═══ MATERIAL PROVIDED
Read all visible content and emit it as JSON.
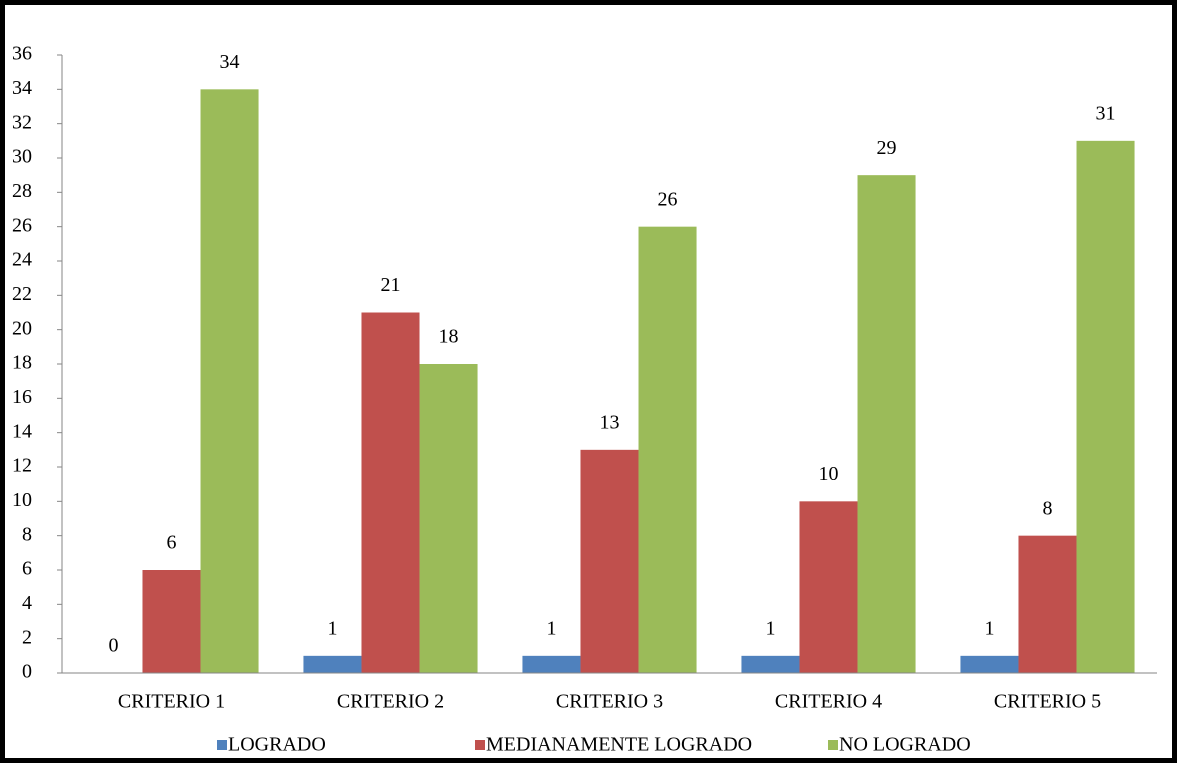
{
  "chart_data": {
    "type": "bar",
    "categories": [
      "CRITERIO 1",
      "CRITERIO 2",
      "CRITERIO 3",
      "CRITERIO 4",
      "CRITERIO 5"
    ],
    "series": [
      {
        "name": "LOGRADO",
        "color": "#4f81bd",
        "values": [
          0,
          1,
          1,
          1,
          1
        ]
      },
      {
        "name": "MEDIANAMENTE LOGRADO",
        "color": "#c0504d",
        "values": [
          6,
          21,
          13,
          10,
          8
        ]
      },
      {
        "name": "NO LOGRADO",
        "color": "#9bbb59",
        "values": [
          34,
          18,
          26,
          29,
          31
        ]
      }
    ],
    "ylim": [
      0,
      36
    ],
    "yticks": [
      0,
      2,
      4,
      6,
      8,
      10,
      12,
      14,
      16,
      18,
      20,
      22,
      24,
      26,
      28,
      30,
      32,
      34,
      36
    ],
    "grid": false,
    "legend": "bottom"
  }
}
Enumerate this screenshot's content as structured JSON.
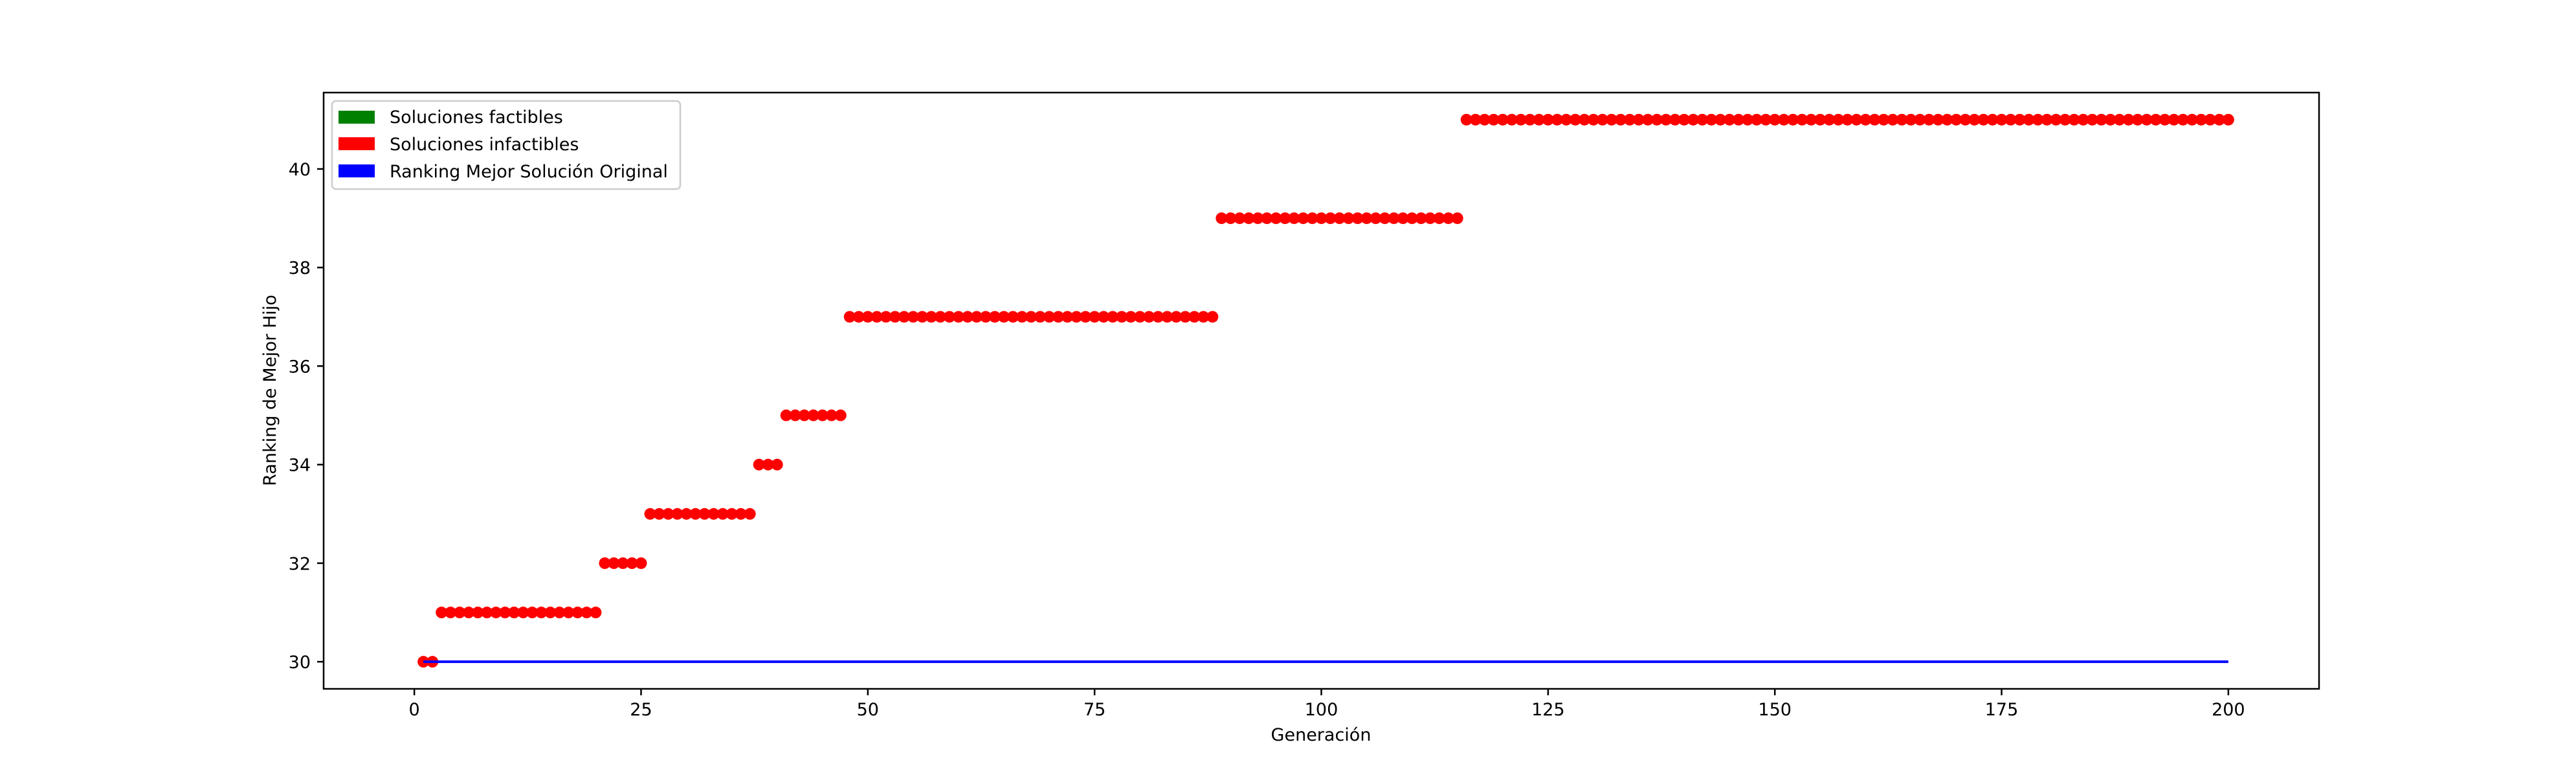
{
  "chart_data": {
    "type": "scatter",
    "title": "",
    "xlabel": "Generación",
    "ylabel": "Ranking de Mejor Hijo",
    "xlim": [
      -10,
      210
    ],
    "ylim": [
      29.45,
      41.55
    ],
    "xticks": [
      0,
      25,
      50,
      75,
      100,
      125,
      150,
      175,
      200
    ],
    "yticks": [
      30,
      32,
      34,
      36,
      38,
      40
    ],
    "grid": false,
    "legend_position": "top-left",
    "legend": [
      {
        "label": "Soluciones factibles",
        "color": "#008000"
      },
      {
        "label": "Soluciones infactibles",
        "color": "#ff0000"
      },
      {
        "label": "Ranking Mejor Solución Original",
        "color": "#0000ff"
      }
    ],
    "series": [
      {
        "name": "Soluciones infactibles",
        "color": "#ff0000",
        "kind": "points",
        "segments": [
          {
            "x_start": 1,
            "x_end": 2,
            "y": 30
          },
          {
            "x_start": 3,
            "x_end": 20,
            "y": 31
          },
          {
            "x_start": 21,
            "x_end": 25,
            "y": 32
          },
          {
            "x_start": 26,
            "x_end": 37,
            "y": 33
          },
          {
            "x_start": 38,
            "x_end": 40,
            "y": 34
          },
          {
            "x_start": 41,
            "x_end": 47,
            "y": 35
          },
          {
            "x_start": 48,
            "x_end": 88,
            "y": 37
          },
          {
            "x_start": 89,
            "x_end": 115,
            "y": 39
          },
          {
            "x_start": 116,
            "x_end": 200,
            "y": 41
          }
        ]
      },
      {
        "name": "Ranking Mejor Solución Original",
        "color": "#0000ff",
        "kind": "line",
        "x": [
          1,
          200
        ],
        "y": [
          30,
          30
        ]
      }
    ]
  }
}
══════
* _DESCRIPTION OF THE TASK_
Within the material above, find the lines that contain the word "LOGRADO"; copy them.

* _RESULT BELOW_
        "name": "LOGRADO",
        "name": "MEDIANAMENTE LOGRADO",
        "name": "NO LOGRADO",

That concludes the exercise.